Instructions for the task: Write out every line of the material exactly as it appears.

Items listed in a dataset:
+ + + + + + +

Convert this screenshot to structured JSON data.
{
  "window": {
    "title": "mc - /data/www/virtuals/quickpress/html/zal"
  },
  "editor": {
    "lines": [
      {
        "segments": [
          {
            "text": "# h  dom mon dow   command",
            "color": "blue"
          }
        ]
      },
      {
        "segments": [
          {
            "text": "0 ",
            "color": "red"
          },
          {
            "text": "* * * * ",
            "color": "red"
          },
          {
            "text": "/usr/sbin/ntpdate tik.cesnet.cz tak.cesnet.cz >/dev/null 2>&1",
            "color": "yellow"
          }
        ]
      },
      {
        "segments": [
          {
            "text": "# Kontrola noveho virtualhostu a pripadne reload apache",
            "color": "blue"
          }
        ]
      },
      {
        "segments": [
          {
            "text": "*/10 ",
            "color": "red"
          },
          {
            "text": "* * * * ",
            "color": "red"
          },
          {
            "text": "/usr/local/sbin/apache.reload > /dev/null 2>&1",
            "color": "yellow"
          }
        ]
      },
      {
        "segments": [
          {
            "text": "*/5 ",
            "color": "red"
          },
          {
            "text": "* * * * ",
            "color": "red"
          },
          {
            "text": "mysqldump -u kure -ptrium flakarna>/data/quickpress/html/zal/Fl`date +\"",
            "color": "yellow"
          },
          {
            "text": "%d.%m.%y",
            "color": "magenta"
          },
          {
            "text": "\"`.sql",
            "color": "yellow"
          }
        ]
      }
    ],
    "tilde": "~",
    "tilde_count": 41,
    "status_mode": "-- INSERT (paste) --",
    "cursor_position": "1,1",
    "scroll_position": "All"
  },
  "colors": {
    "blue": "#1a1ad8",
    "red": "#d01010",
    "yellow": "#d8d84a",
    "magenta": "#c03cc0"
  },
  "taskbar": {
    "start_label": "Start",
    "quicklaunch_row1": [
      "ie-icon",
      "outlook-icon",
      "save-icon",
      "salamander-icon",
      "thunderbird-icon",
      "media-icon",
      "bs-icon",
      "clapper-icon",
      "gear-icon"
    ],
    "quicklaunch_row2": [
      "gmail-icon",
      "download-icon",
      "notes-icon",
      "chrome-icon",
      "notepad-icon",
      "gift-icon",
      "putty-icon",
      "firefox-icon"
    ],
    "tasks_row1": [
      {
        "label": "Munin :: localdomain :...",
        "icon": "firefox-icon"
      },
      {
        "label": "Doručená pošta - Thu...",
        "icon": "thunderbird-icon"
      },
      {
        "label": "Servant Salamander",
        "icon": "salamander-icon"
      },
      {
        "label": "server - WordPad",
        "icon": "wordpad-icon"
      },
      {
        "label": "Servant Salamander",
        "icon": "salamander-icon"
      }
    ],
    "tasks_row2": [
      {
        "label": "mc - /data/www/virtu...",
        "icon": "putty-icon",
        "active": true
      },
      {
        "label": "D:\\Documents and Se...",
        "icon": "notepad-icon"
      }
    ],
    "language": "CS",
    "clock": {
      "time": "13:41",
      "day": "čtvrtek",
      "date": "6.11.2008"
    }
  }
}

+ + + + + + +

Solution to this task:
Convert this screenshot to structured JSON data.
{
  "window": {
    "title": "mc - /data/www/virtuals/quickpress/html/zal"
  },
  "editor": {
    "lines": [
      {
        "segments": [
          {
            "text": "# h  dom mon dow   command",
            "color": "blue"
          }
        ]
      },
      {
        "segments": [
          {
            "text": "0 ",
            "color": "red"
          },
          {
            "text": "* * * * ",
            "color": "red"
          },
          {
            "text": "/usr/sbin/ntpdate tik.cesnet.cz tak.cesnet.cz >/dev/null 2>&1",
            "color": "yellow"
          }
        ]
      },
      {
        "segments": [
          {
            "text": "# Kontrola noveho virtualhostu a pripadne reload apache",
            "color": "blue"
          }
        ]
      },
      {
        "segments": [
          {
            "text": "*/10 ",
            "color": "red"
          },
          {
            "text": "* * * * ",
            "color": "red"
          },
          {
            "text": "/usr/local/sbin/apache.reload > /dev/null 2>&1",
            "color": "yellow"
          }
        ]
      },
      {
        "segments": [
          {
            "text": "*/5 ",
            "color": "red"
          },
          {
            "text": "* * * * ",
            "color": "red"
          },
          {
            "text": "mysqldump -u kure -ptrium flakarna>/data/quickpress/html/zal/Fl`date +\"",
            "color": "yellow"
          },
          {
            "text": "%d.%m.%y",
            "color": "magenta"
          },
          {
            "text": "\"`.sql",
            "color": "yellow"
          }
        ]
      }
    ],
    "tilde": "~",
    "tilde_count": 41,
    "status_mode": "-- INSERT (paste) --",
    "cursor_position": "1,1",
    "scroll_position": "All"
  },
  "colors": {
    "blue": "#1a1ad8",
    "red": "#d01010",
    "yellow": "#d8d84a",
    "magenta": "#c03cc0"
  },
  "taskbar": {
    "start_label": "Start",
    "quicklaunch_row1": [
      "ie-icon",
      "outlook-icon",
      "save-icon",
      "salamander-icon",
      "thunderbird-icon",
      "media-icon",
      "bs-icon",
      "clapper-icon",
      "gear-icon"
    ],
    "quicklaunch_row2": [
      "gmail-icon",
      "download-icon",
      "notes-icon",
      "chrome-icon",
      "notepad-icon",
      "gift-icon",
      "putty-icon",
      "firefox-icon"
    ],
    "tasks_row1": [
      {
        "label": "Munin :: localdomain :...",
        "icon": "firefox-icon"
      },
      {
        "label": "Doručená pošta - Thu...",
        "icon": "thunderbird-icon"
      },
      {
        "label": "Servant Salamander",
        "icon": "salamander-icon"
      },
      {
        "label": "server - WordPad",
        "icon": "wordpad-icon"
      },
      {
        "label": "Servant Salamander",
        "icon": "salamander-icon"
      }
    ],
    "tasks_row2": [
      {
        "label": "mc - /data/www/virtu...",
        "icon": "putty-icon",
        "active": true
      },
      {
        "label": "D:\\Documents and Se...",
        "icon": "notepad-icon"
      }
    ],
    "language": "CS",
    "clock": {
      "time": "13:41",
      "day": "čtvrtek",
      "date": "6.11.2008"
    }
  }
}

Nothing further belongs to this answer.